### TASK DATA
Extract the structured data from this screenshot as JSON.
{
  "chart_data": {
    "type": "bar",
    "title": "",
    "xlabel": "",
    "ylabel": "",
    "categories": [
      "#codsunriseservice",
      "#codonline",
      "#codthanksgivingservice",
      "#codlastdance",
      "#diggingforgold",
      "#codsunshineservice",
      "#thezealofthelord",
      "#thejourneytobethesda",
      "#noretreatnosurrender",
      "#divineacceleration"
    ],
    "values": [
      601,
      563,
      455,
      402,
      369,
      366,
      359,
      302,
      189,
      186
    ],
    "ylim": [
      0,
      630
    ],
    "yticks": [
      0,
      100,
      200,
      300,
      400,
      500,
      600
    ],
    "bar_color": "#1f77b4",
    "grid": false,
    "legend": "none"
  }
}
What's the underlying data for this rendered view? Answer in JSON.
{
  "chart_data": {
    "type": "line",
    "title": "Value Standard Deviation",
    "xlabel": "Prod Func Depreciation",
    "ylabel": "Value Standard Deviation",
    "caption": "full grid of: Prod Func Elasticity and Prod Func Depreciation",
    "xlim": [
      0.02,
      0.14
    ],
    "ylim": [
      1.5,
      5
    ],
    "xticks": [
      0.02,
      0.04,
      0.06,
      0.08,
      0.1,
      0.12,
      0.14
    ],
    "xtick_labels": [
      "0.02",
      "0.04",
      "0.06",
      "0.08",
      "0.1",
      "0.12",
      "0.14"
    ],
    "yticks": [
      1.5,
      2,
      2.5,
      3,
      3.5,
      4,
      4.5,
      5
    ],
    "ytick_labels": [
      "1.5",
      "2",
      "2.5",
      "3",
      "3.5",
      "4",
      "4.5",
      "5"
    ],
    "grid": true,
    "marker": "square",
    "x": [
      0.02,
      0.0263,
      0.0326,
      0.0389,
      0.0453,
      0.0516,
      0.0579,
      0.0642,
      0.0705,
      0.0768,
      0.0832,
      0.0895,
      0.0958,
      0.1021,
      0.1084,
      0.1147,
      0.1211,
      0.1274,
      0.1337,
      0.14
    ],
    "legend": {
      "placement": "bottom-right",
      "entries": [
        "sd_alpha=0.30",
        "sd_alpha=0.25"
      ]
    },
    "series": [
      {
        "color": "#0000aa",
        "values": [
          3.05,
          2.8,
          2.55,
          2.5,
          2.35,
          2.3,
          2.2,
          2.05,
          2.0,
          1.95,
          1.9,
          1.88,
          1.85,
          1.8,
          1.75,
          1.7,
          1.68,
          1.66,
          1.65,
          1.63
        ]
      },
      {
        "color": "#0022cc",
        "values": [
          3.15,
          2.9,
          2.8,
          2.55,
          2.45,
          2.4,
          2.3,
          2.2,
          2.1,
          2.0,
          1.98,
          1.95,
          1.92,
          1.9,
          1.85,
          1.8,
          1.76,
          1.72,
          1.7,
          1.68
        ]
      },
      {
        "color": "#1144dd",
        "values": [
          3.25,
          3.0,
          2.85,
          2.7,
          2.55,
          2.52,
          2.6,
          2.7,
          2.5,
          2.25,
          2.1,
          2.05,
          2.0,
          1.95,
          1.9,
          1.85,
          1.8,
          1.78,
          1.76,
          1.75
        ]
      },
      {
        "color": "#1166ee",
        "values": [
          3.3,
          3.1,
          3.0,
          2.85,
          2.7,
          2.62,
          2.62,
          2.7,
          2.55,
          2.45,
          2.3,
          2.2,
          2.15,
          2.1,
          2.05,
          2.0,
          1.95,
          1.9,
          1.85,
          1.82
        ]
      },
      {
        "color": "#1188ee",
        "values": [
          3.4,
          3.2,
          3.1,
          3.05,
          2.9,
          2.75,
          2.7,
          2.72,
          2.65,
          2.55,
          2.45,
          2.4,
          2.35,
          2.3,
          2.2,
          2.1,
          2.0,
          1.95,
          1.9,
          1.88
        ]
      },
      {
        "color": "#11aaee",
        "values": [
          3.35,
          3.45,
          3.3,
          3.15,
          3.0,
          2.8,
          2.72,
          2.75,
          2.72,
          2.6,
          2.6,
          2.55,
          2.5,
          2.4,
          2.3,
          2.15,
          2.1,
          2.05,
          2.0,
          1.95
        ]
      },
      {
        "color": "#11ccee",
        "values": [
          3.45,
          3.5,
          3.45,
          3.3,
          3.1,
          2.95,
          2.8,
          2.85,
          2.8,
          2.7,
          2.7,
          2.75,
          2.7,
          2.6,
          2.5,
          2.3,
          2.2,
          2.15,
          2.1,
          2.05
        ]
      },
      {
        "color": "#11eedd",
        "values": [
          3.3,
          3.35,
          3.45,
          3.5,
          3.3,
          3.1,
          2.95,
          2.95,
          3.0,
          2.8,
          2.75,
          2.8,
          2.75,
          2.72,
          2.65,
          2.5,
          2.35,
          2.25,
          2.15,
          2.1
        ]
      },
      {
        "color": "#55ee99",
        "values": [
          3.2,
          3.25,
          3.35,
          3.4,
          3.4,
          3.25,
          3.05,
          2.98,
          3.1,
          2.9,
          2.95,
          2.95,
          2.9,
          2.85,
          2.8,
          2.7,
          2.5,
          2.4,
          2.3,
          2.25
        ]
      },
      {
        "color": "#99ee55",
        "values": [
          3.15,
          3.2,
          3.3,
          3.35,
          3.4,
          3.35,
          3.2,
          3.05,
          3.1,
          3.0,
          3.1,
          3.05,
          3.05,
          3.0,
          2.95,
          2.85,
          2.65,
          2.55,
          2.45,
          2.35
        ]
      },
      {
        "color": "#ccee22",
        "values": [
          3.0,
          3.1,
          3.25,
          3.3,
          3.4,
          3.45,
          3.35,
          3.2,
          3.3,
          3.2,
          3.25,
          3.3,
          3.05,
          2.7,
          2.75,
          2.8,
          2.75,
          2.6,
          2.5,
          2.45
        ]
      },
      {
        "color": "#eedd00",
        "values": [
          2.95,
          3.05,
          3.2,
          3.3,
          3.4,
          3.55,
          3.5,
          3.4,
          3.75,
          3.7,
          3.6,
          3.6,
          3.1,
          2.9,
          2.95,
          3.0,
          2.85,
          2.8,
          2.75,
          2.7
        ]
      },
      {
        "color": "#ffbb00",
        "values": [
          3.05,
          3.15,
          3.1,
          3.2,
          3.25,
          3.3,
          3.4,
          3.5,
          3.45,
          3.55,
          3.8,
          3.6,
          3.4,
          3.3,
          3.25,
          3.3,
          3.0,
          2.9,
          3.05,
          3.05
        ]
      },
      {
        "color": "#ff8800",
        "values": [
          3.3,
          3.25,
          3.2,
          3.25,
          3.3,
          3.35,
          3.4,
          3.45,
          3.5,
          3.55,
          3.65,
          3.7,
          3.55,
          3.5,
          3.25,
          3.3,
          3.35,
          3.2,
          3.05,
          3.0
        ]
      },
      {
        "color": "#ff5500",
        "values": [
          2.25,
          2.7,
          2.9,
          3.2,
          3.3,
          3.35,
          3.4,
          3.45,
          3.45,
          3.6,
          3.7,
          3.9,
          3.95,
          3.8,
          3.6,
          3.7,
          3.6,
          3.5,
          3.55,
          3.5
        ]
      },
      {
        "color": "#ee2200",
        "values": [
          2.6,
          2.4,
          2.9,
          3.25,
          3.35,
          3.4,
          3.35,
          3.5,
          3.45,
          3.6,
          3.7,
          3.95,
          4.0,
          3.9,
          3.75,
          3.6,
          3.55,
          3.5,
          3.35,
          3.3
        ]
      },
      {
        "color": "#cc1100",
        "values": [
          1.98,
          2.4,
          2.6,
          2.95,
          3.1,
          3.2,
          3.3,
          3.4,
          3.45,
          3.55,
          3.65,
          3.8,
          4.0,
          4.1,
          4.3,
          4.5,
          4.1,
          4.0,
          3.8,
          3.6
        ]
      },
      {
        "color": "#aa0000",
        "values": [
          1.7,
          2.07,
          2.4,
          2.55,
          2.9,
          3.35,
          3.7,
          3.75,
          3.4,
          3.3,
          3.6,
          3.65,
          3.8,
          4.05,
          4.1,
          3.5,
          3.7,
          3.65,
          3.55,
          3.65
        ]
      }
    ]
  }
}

### SHORT PROBLEM
Pick out all the lines with the word "ylabel" in them and copy them.

### ANSWER TO THE TASK
    "ylabel": "",
    "ylabel": "Value Standard Deviation",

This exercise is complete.